_TASK INSTRUCTIONS_: Transcribe each line of the records below exactly, excluding any embedded images.
+-------+
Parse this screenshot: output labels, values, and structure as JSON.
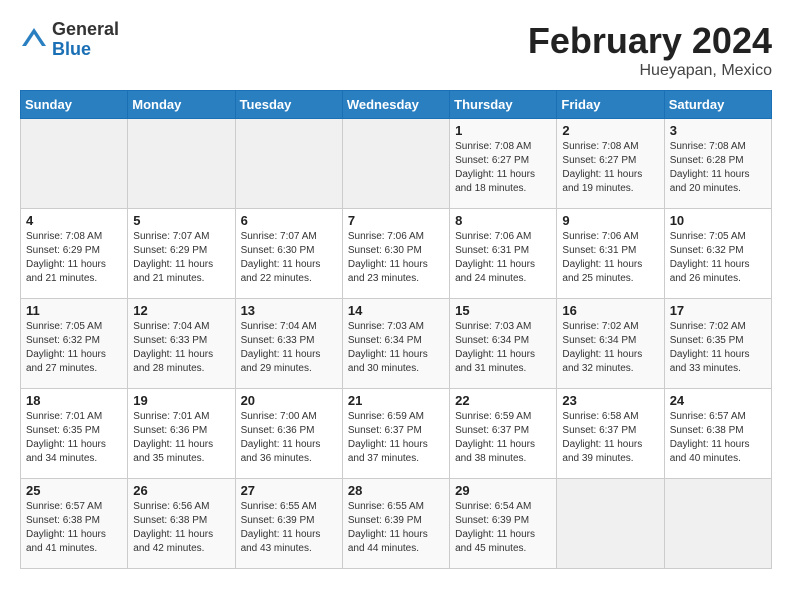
{
  "header": {
    "logo_general": "General",
    "logo_blue": "Blue",
    "month_title": "February 2024",
    "location": "Hueyapan, Mexico"
  },
  "weekdays": [
    "Sunday",
    "Monday",
    "Tuesday",
    "Wednesday",
    "Thursday",
    "Friday",
    "Saturday"
  ],
  "weeks": [
    [
      {
        "day": "",
        "info": ""
      },
      {
        "day": "",
        "info": ""
      },
      {
        "day": "",
        "info": ""
      },
      {
        "day": "",
        "info": ""
      },
      {
        "day": "1",
        "info": "Sunrise: 7:08 AM\nSunset: 6:27 PM\nDaylight: 11 hours\nand 18 minutes."
      },
      {
        "day": "2",
        "info": "Sunrise: 7:08 AM\nSunset: 6:27 PM\nDaylight: 11 hours\nand 19 minutes."
      },
      {
        "day": "3",
        "info": "Sunrise: 7:08 AM\nSunset: 6:28 PM\nDaylight: 11 hours\nand 20 minutes."
      }
    ],
    [
      {
        "day": "4",
        "info": "Sunrise: 7:08 AM\nSunset: 6:29 PM\nDaylight: 11 hours\nand 21 minutes."
      },
      {
        "day": "5",
        "info": "Sunrise: 7:07 AM\nSunset: 6:29 PM\nDaylight: 11 hours\nand 21 minutes."
      },
      {
        "day": "6",
        "info": "Sunrise: 7:07 AM\nSunset: 6:30 PM\nDaylight: 11 hours\nand 22 minutes."
      },
      {
        "day": "7",
        "info": "Sunrise: 7:06 AM\nSunset: 6:30 PM\nDaylight: 11 hours\nand 23 minutes."
      },
      {
        "day": "8",
        "info": "Sunrise: 7:06 AM\nSunset: 6:31 PM\nDaylight: 11 hours\nand 24 minutes."
      },
      {
        "day": "9",
        "info": "Sunrise: 7:06 AM\nSunset: 6:31 PM\nDaylight: 11 hours\nand 25 minutes."
      },
      {
        "day": "10",
        "info": "Sunrise: 7:05 AM\nSunset: 6:32 PM\nDaylight: 11 hours\nand 26 minutes."
      }
    ],
    [
      {
        "day": "11",
        "info": "Sunrise: 7:05 AM\nSunset: 6:32 PM\nDaylight: 11 hours\nand 27 minutes."
      },
      {
        "day": "12",
        "info": "Sunrise: 7:04 AM\nSunset: 6:33 PM\nDaylight: 11 hours\nand 28 minutes."
      },
      {
        "day": "13",
        "info": "Sunrise: 7:04 AM\nSunset: 6:33 PM\nDaylight: 11 hours\nand 29 minutes."
      },
      {
        "day": "14",
        "info": "Sunrise: 7:03 AM\nSunset: 6:34 PM\nDaylight: 11 hours\nand 30 minutes."
      },
      {
        "day": "15",
        "info": "Sunrise: 7:03 AM\nSunset: 6:34 PM\nDaylight: 11 hours\nand 31 minutes."
      },
      {
        "day": "16",
        "info": "Sunrise: 7:02 AM\nSunset: 6:34 PM\nDaylight: 11 hours\nand 32 minutes."
      },
      {
        "day": "17",
        "info": "Sunrise: 7:02 AM\nSunset: 6:35 PM\nDaylight: 11 hours\nand 33 minutes."
      }
    ],
    [
      {
        "day": "18",
        "info": "Sunrise: 7:01 AM\nSunset: 6:35 PM\nDaylight: 11 hours\nand 34 minutes."
      },
      {
        "day": "19",
        "info": "Sunrise: 7:01 AM\nSunset: 6:36 PM\nDaylight: 11 hours\nand 35 minutes."
      },
      {
        "day": "20",
        "info": "Sunrise: 7:00 AM\nSunset: 6:36 PM\nDaylight: 11 hours\nand 36 minutes."
      },
      {
        "day": "21",
        "info": "Sunrise: 6:59 AM\nSunset: 6:37 PM\nDaylight: 11 hours\nand 37 minutes."
      },
      {
        "day": "22",
        "info": "Sunrise: 6:59 AM\nSunset: 6:37 PM\nDaylight: 11 hours\nand 38 minutes."
      },
      {
        "day": "23",
        "info": "Sunrise: 6:58 AM\nSunset: 6:37 PM\nDaylight: 11 hours\nand 39 minutes."
      },
      {
        "day": "24",
        "info": "Sunrise: 6:57 AM\nSunset: 6:38 PM\nDaylight: 11 hours\nand 40 minutes."
      }
    ],
    [
      {
        "day": "25",
        "info": "Sunrise: 6:57 AM\nSunset: 6:38 PM\nDaylight: 11 hours\nand 41 minutes."
      },
      {
        "day": "26",
        "info": "Sunrise: 6:56 AM\nSunset: 6:38 PM\nDaylight: 11 hours\nand 42 minutes."
      },
      {
        "day": "27",
        "info": "Sunrise: 6:55 AM\nSunset: 6:39 PM\nDaylight: 11 hours\nand 43 minutes."
      },
      {
        "day": "28",
        "info": "Sunrise: 6:55 AM\nSunset: 6:39 PM\nDaylight: 11 hours\nand 44 minutes."
      },
      {
        "day": "29",
        "info": "Sunrise: 6:54 AM\nSunset: 6:39 PM\nDaylight: 11 hours\nand 45 minutes."
      },
      {
        "day": "",
        "info": ""
      },
      {
        "day": "",
        "info": ""
      }
    ]
  ]
}
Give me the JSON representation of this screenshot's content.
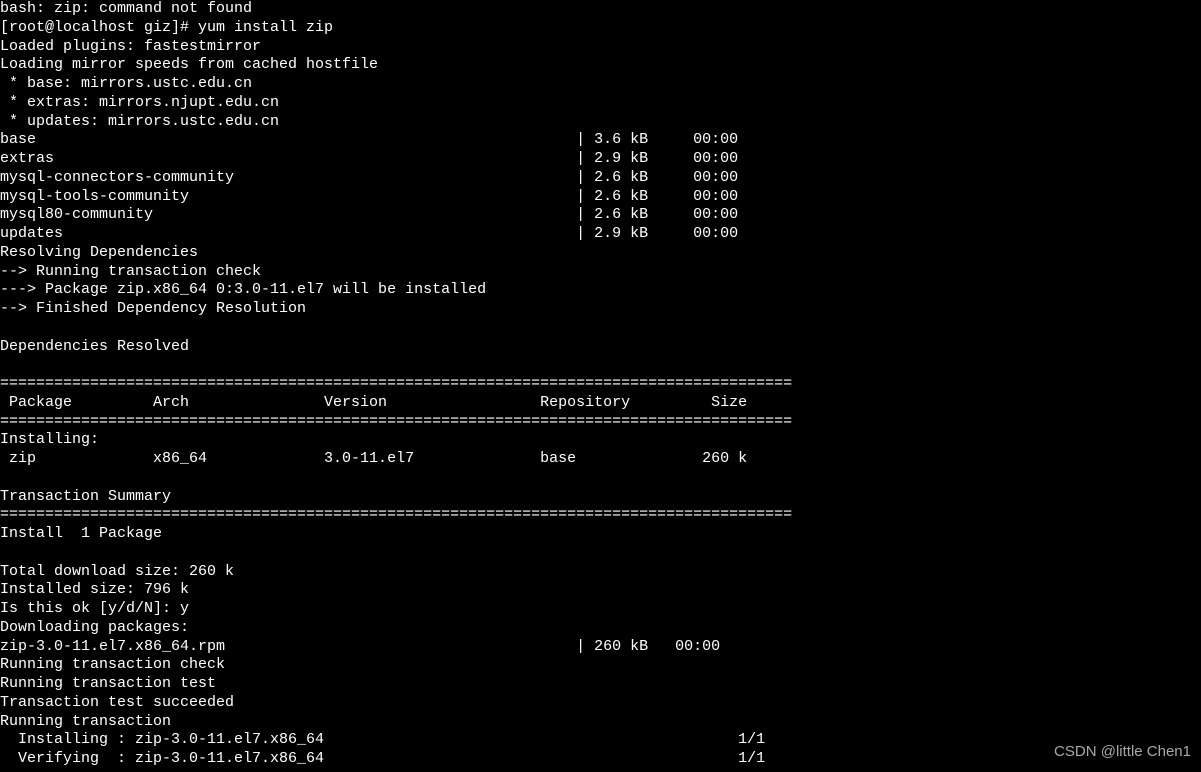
+-------+
_THE OUTPUT_:
Parse this screenshot: output labels, values, and structure as JSON.
{
  "header": {
    "logo_general": "General",
    "logo_blue": "Blue",
    "month_title": "February 2024",
    "location": "Hueyapan, Mexico"
  },
  "weekdays": [
    "Sunday",
    "Monday",
    "Tuesday",
    "Wednesday",
    "Thursday",
    "Friday",
    "Saturday"
  ],
  "weeks": [
    [
      {
        "day": "",
        "info": ""
      },
      {
        "day": "",
        "info": ""
      },
      {
        "day": "",
        "info": ""
      },
      {
        "day": "",
        "info": ""
      },
      {
        "day": "1",
        "info": "Sunrise: 7:08 AM\nSunset: 6:27 PM\nDaylight: 11 hours\nand 18 minutes."
      },
      {
        "day": "2",
        "info": "Sunrise: 7:08 AM\nSunset: 6:27 PM\nDaylight: 11 hours\nand 19 minutes."
      },
      {
        "day": "3",
        "info": "Sunrise: 7:08 AM\nSunset: 6:28 PM\nDaylight: 11 hours\nand 20 minutes."
      }
    ],
    [
      {
        "day": "4",
        "info": "Sunrise: 7:08 AM\nSunset: 6:29 PM\nDaylight: 11 hours\nand 21 minutes."
      },
      {
        "day": "5",
        "info": "Sunrise: 7:07 AM\nSunset: 6:29 PM\nDaylight: 11 hours\nand 21 minutes."
      },
      {
        "day": "6",
        "info": "Sunrise: 7:07 AM\nSunset: 6:30 PM\nDaylight: 11 hours\nand 22 minutes."
      },
      {
        "day": "7",
        "info": "Sunrise: 7:06 AM\nSunset: 6:30 PM\nDaylight: 11 hours\nand 23 minutes."
      },
      {
        "day": "8",
        "info": "Sunrise: 7:06 AM\nSunset: 6:31 PM\nDaylight: 11 hours\nand 24 minutes."
      },
      {
        "day": "9",
        "info": "Sunrise: 7:06 AM\nSunset: 6:31 PM\nDaylight: 11 hours\nand 25 minutes."
      },
      {
        "day": "10",
        "info": "Sunrise: 7:05 AM\nSunset: 6:32 PM\nDaylight: 11 hours\nand 26 minutes."
      }
    ],
    [
      {
        "day": "11",
        "info": "Sunrise: 7:05 AM\nSunset: 6:32 PM\nDaylight: 11 hours\nand 27 minutes."
      },
      {
        "day": "12",
        "info": "Sunrise: 7:04 AM\nSunset: 6:33 PM\nDaylight: 11 hours\nand 28 minutes."
      },
      {
        "day": "13",
        "info": "Sunrise: 7:04 AM\nSunset: 6:33 PM\nDaylight: 11 hours\nand 29 minutes."
      },
      {
        "day": "14",
        "info": "Sunrise: 7:03 AM\nSunset: 6:34 PM\nDaylight: 11 hours\nand 30 minutes."
      },
      {
        "day": "15",
        "info": "Sunrise: 7:03 AM\nSunset: 6:34 PM\nDaylight: 11 hours\nand 31 minutes."
      },
      {
        "day": "16",
        "info": "Sunrise: 7:02 AM\nSunset: 6:34 PM\nDaylight: 11 hours\nand 32 minutes."
      },
      {
        "day": "17",
        "info": "Sunrise: 7:02 AM\nSunset: 6:35 PM\nDaylight: 11 hours\nand 33 minutes."
      }
    ],
    [
      {
        "day": "18",
        "info": "Sunrise: 7:01 AM\nSunset: 6:35 PM\nDaylight: 11 hours\nand 34 minutes."
      },
      {
        "day": "19",
        "info": "Sunrise: 7:01 AM\nSunset: 6:36 PM\nDaylight: 11 hours\nand 35 minutes."
      },
      {
        "day": "20",
        "info": "Sunrise: 7:00 AM\nSunset: 6:36 PM\nDaylight: 11 hours\nand 36 minutes."
      },
      {
        "day": "21",
        "info": "Sunrise: 6:59 AM\nSunset: 6:37 PM\nDaylight: 11 hours\nand 37 minutes."
      },
      {
        "day": "22",
        "info": "Sunrise: 6:59 AM\nSunset: 6:37 PM\nDaylight: 11 hours\nand 38 minutes."
      },
      {
        "day": "23",
        "info": "Sunrise: 6:58 AM\nSunset: 6:37 PM\nDaylight: 11 hours\nand 39 minutes."
      },
      {
        "day": "24",
        "info": "Sunrise: 6:57 AM\nSunset: 6:38 PM\nDaylight: 11 hours\nand 40 minutes."
      }
    ],
    [
      {
        "day": "25",
        "info": "Sunrise: 6:57 AM\nSunset: 6:38 PM\nDaylight: 11 hours\nand 41 minutes."
      },
      {
        "day": "26",
        "info": "Sunrise: 6:56 AM\nSunset: 6:38 PM\nDaylight: 11 hours\nand 42 minutes."
      },
      {
        "day": "27",
        "info": "Sunrise: 6:55 AM\nSunset: 6:39 PM\nDaylight: 11 hours\nand 43 minutes."
      },
      {
        "day": "28",
        "info": "Sunrise: 6:55 AM\nSunset: 6:39 PM\nDaylight: 11 hours\nand 44 minutes."
      },
      {
        "day": "29",
        "info": "Sunrise: 6:54 AM\nSunset: 6:39 PM\nDaylight: 11 hours\nand 45 minutes."
      },
      {
        "day": "",
        "info": ""
      },
      {
        "day": "",
        "info": ""
      }
    ]
  ]
}
Give me the JSON representation of this screenshot's content.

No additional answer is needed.